Items from a data source
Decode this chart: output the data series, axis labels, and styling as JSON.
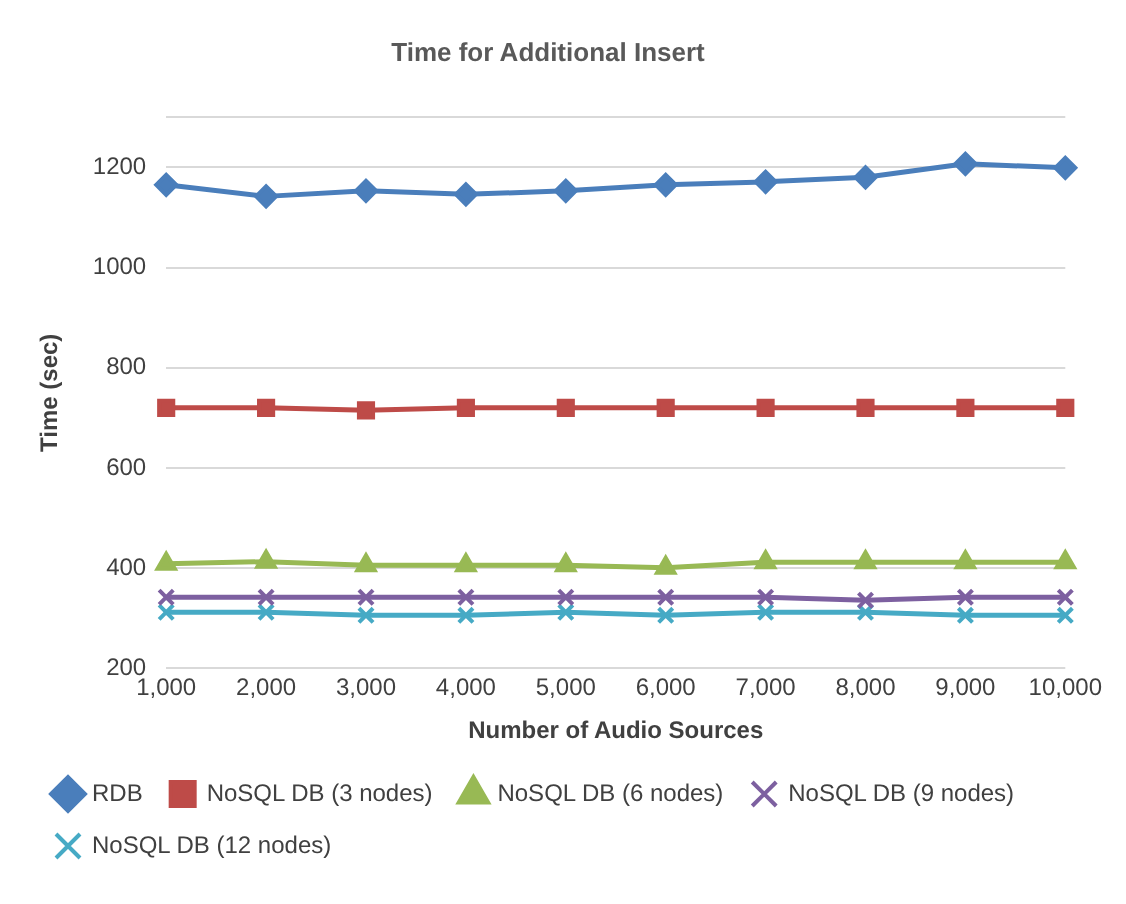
{
  "chart_data": {
    "type": "line",
    "title": "Time for Additional Insert",
    "xlabel": "Number of Audio Sources",
    "ylabel": "Time (sec)",
    "categories": [
      "1,000",
      "2,000",
      "3,000",
      "4,000",
      "5,000",
      "6,000",
      "7,000",
      "8,000",
      "9,000",
      "10,000"
    ],
    "series": [
      {
        "name": "RDB",
        "color": "#4a7ebb",
        "marker": "diamond",
        "values": [
          1165,
          1142,
          1153,
          1146,
          1153,
          1165,
          1171,
          1180,
          1207,
          1199
        ]
      },
      {
        "name": "NoSQL DB (3 nodes)",
        "color": "#be4b48",
        "marker": "square",
        "values": [
          720,
          720,
          715,
          720,
          720,
          720,
          720,
          720,
          720,
          720
        ]
      },
      {
        "name": "NoSQL DB (6 nodes)",
        "color": "#98b954",
        "marker": "triangle",
        "values": [
          409,
          413,
          406,
          406,
          406,
          401,
          412,
          412,
          412,
          412
        ]
      },
      {
        "name": "NoSQL DB (9 nodes)",
        "color": "#7d60a0",
        "marker": "cross",
        "values": [
          342,
          342,
          342,
          342,
          342,
          342,
          342,
          336,
          342,
          342
        ]
      },
      {
        "name": "NoSQL DB (12 nodes)",
        "color": "#46aac5",
        "marker": "cross",
        "values": [
          312,
          312,
          306,
          306,
          312,
          306,
          312,
          312,
          306,
          306
        ]
      }
    ],
    "ylim": [
      200,
      1300
    ],
    "yticks": [
      200,
      400,
      600,
      800,
      1000,
      1200,
      {
        "value": 1300,
        "label": null
      }
    ],
    "grid": "y",
    "legend": "bottom",
    "line_style": "solid"
  }
}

Given request:
Omit the pictures and reproduce the listing exactly.

Response to this task:
Decode this chart: output the data series, axis labels, and styling as JSON.
{
  "chart_data": {
    "type": "line",
    "title": "Time for Additional Insert",
    "xlabel": "Number of Audio Sources",
    "ylabel": "Time (sec)",
    "categories": [
      "1,000",
      "2,000",
      "3,000",
      "4,000",
      "5,000",
      "6,000",
      "7,000",
      "8,000",
      "9,000",
      "10,000"
    ],
    "series": [
      {
        "name": "RDB",
        "color": "#4a7ebb",
        "marker": "diamond",
        "values": [
          1165,
          1142,
          1153,
          1146,
          1153,
          1165,
          1171,
          1180,
          1207,
          1199
        ]
      },
      {
        "name": "NoSQL DB (3 nodes)",
        "color": "#be4b48",
        "marker": "square",
        "values": [
          720,
          720,
          715,
          720,
          720,
          720,
          720,
          720,
          720,
          720
        ]
      },
      {
        "name": "NoSQL DB (6 nodes)",
        "color": "#98b954",
        "marker": "triangle",
        "values": [
          409,
          413,
          406,
          406,
          406,
          401,
          412,
          412,
          412,
          412
        ]
      },
      {
        "name": "NoSQL DB (9 nodes)",
        "color": "#7d60a0",
        "marker": "cross",
        "values": [
          342,
          342,
          342,
          342,
          342,
          342,
          342,
          336,
          342,
          342
        ]
      },
      {
        "name": "NoSQL DB (12 nodes)",
        "color": "#46aac5",
        "marker": "cross",
        "values": [
          312,
          312,
          306,
          306,
          312,
          306,
          312,
          312,
          306,
          306
        ]
      }
    ],
    "ylim": [
      200,
      1300
    ],
    "yticks": [
      200,
      400,
      600,
      800,
      1000,
      1200,
      {
        "value": 1300,
        "label": null
      }
    ],
    "grid": "y",
    "legend": "bottom",
    "line_style": "solid"
  }
}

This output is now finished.